**WHAT YOU SHOULD DO**.
Among the entries below, count the lines that contain the word "post". Write down only the total.
** Start of SOURCE RECORDS **
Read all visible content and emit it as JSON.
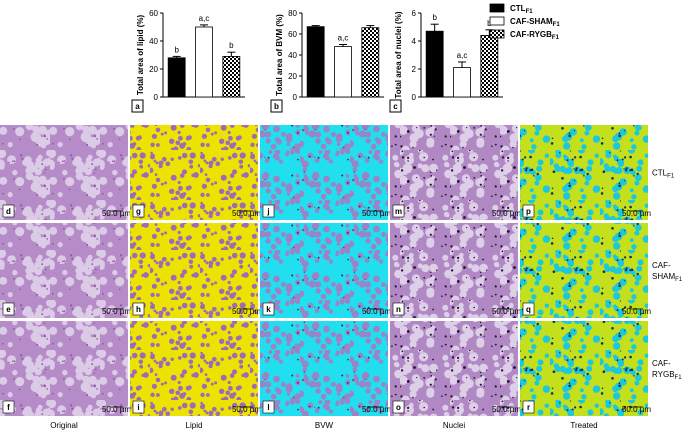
{
  "chart_data": [
    {
      "type": "bar",
      "panel": "a",
      "y_label": "Total area of lipid (%)",
      "ylim": [
        0,
        60
      ],
      "yticks": [
        0,
        20,
        40,
        60
      ],
      "categories": [
        "CTL",
        "CAF-SHAM",
        "CAF-RYGB"
      ],
      "values": [
        28,
        50,
        29
      ],
      "errors": [
        1,
        1.5,
        3
      ],
      "annotations": [
        "b",
        "a,c",
        "b"
      ]
    },
    {
      "type": "bar",
      "panel": "b",
      "y_label": "Total area of BVM (%)",
      "ylim": [
        0,
        80
      ],
      "yticks": [
        0,
        20,
        40,
        60,
        80
      ],
      "categories": [
        "CTL",
        "CAF-SHAM",
        "CAF-RYGB"
      ],
      "values": [
        67,
        48,
        66
      ],
      "errors": [
        1,
        2,
        2
      ],
      "annotations": [
        null,
        "a,c",
        null
      ]
    },
    {
      "type": "bar",
      "panel": "c",
      "y_label": "Total area of nuclei (%)",
      "ylim": [
        0,
        6
      ],
      "yticks": [
        0,
        2,
        4,
        6
      ],
      "categories": [
        "CTL",
        "CAF-SHAM",
        "CAF-RYGB"
      ],
      "values": [
        4.7,
        2.1,
        4.4
      ],
      "errors": [
        0.5,
        0.4,
        0.4
      ],
      "annotations": [
        "b",
        "a,c",
        "b"
      ]
    }
  ],
  "legend": [
    {
      "name": "CTL",
      "subscript": "F1",
      "color": "#000000",
      "pattern": "solid"
    },
    {
      "name": "CAF-SHAM",
      "subscript": "F1",
      "color": "#ffffff",
      "pattern": "solid"
    },
    {
      "name": "CAF-RYGB",
      "subscript": "F1",
      "color": "#000000",
      "pattern": "checker"
    }
  ],
  "image_grid": {
    "scale_bar": "50.0 µm",
    "columns": [
      {
        "label": "Original",
        "panels": [
          "d",
          "e",
          "f"
        ]
      },
      {
        "label": "Lipid",
        "panels": [
          "g",
          "h",
          "i"
        ]
      },
      {
        "label": "BVW",
        "panels": [
          "j",
          "k",
          "l"
        ]
      },
      {
        "label": "Nuclei",
        "panels": [
          "m",
          "n",
          "o"
        ]
      },
      {
        "label": "Treated",
        "panels": [
          "p",
          "q",
          "r"
        ]
      }
    ],
    "rows": [
      {
        "lines": [
          "CTL"
        ],
        "subscript": "F1"
      },
      {
        "lines": [
          "CAF-",
          "SHAM"
        ],
        "subscript": "F1"
      },
      {
        "lines": [
          "CAF-",
          "RYGB"
        ],
        "subscript": "F1"
      }
    ]
  }
}
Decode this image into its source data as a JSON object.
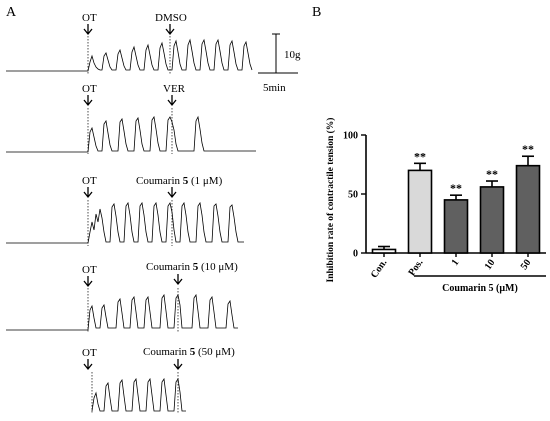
{
  "panel_a": {
    "label": "A",
    "scale_tension": "10g",
    "scale_time": "5min",
    "traces": [
      {
        "mark1": "OT",
        "mark2": "DMSO",
        "pre": "",
        "bold": "",
        "post": ""
      },
      {
        "mark1": "OT",
        "mark2": "VER",
        "pre": "",
        "bold": "",
        "post": ""
      },
      {
        "mark1": "OT",
        "mark2": "",
        "pre": "Coumarin ",
        "bold": "5",
        "post": " (1 μM)"
      },
      {
        "mark1": "OT",
        "mark2": "",
        "pre": "Coumarin ",
        "bold": "5",
        "post": " (10 μM)"
      },
      {
        "mark1": "OT",
        "mark2": "",
        "pre": "Coumarin ",
        "bold": "5",
        "post": " (50 μM)"
      }
    ]
  },
  "panel_b": {
    "label": "B",
    "chart_data": {
      "type": "bar",
      "categories": [
        "Con.",
        "Pos.",
        "1",
        "10",
        "50"
      ],
      "values": [
        3,
        70,
        45,
        56,
        74
      ],
      "errors": [
        2.5,
        6,
        4,
        5,
        8
      ],
      "significance": [
        "",
        "**",
        "**",
        "**",
        "**"
      ],
      "colors": [
        "#ffffff",
        "#d9d9d9",
        "#606060",
        "#606060",
        "#606060"
      ],
      "ylabel": "Inhibition rate of contractile tension (%)",
      "yticks": [
        0,
        50,
        100
      ],
      "ylim": [
        0,
        100
      ],
      "group_label": "Coumarin 5 (μM)"
    }
  }
}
** End of SOURCE RECORDS **
**RESULT BELOW**.
5